-- start Record excerpts --
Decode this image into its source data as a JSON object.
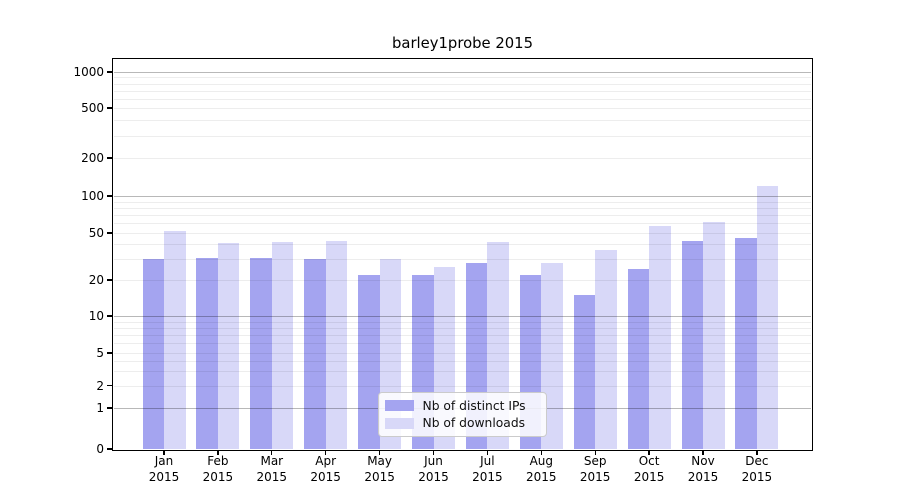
{
  "chart_data": {
    "type": "bar",
    "title": "barley1probe 2015",
    "year_label": "2015",
    "categories": [
      "Jan",
      "Feb",
      "Mar",
      "Apr",
      "May",
      "Jun",
      "Jul",
      "Aug",
      "Sep",
      "Oct",
      "Nov",
      "Dec"
    ],
    "series": [
      {
        "name": "Nb of distinct IPs",
        "color": "#a4a4f0",
        "values": [
          30,
          31,
          31,
          30,
          22,
          22,
          28,
          22,
          15,
          25,
          43,
          45
        ]
      },
      {
        "name": "Nb of downloads",
        "color": "#d8d8f8",
        "values": [
          52,
          41,
          42,
          43,
          30,
          26,
          42,
          28,
          36,
          57,
          61,
          120
        ]
      }
    ],
    "y_ticks": [
      0,
      1,
      2,
      5,
      10,
      20,
      50,
      100,
      200,
      500,
      1000
    ],
    "y_scale": "symlog",
    "ylim": [
      0,
      1400
    ],
    "grid": true,
    "minor_grid": true,
    "legend_position": "lower center",
    "xlabel": "",
    "ylabel": ""
  },
  "colors": {
    "background": "#ffffff",
    "spine": "#000000",
    "major_grid": "#b9b9b9",
    "minor_grid": "#ededed",
    "text": "#000000"
  }
}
-- end Record excerpts --
• Direction: Omit every picture, then repeat the remaining data exactly as it appears above.

• Worked answer:
Decode this image into its source data as a JSON object.
{
  "chart_data": {
    "type": "bar",
    "title": "barley1probe 2015",
    "year_label": "2015",
    "categories": [
      "Jan",
      "Feb",
      "Mar",
      "Apr",
      "May",
      "Jun",
      "Jul",
      "Aug",
      "Sep",
      "Oct",
      "Nov",
      "Dec"
    ],
    "series": [
      {
        "name": "Nb of distinct IPs",
        "color": "#a4a4f0",
        "values": [
          30,
          31,
          31,
          30,
          22,
          22,
          28,
          22,
          15,
          25,
          43,
          45
        ]
      },
      {
        "name": "Nb of downloads",
        "color": "#d8d8f8",
        "values": [
          52,
          41,
          42,
          43,
          30,
          26,
          42,
          28,
          36,
          57,
          61,
          120
        ]
      }
    ],
    "y_ticks": [
      0,
      1,
      2,
      5,
      10,
      20,
      50,
      100,
      200,
      500,
      1000
    ],
    "y_scale": "symlog",
    "ylim": [
      0,
      1400
    ],
    "grid": true,
    "minor_grid": true,
    "legend_position": "lower center",
    "xlabel": "",
    "ylabel": ""
  },
  "colors": {
    "background": "#ffffff",
    "spine": "#000000",
    "major_grid": "#b9b9b9",
    "minor_grid": "#ededed",
    "text": "#000000"
  }
}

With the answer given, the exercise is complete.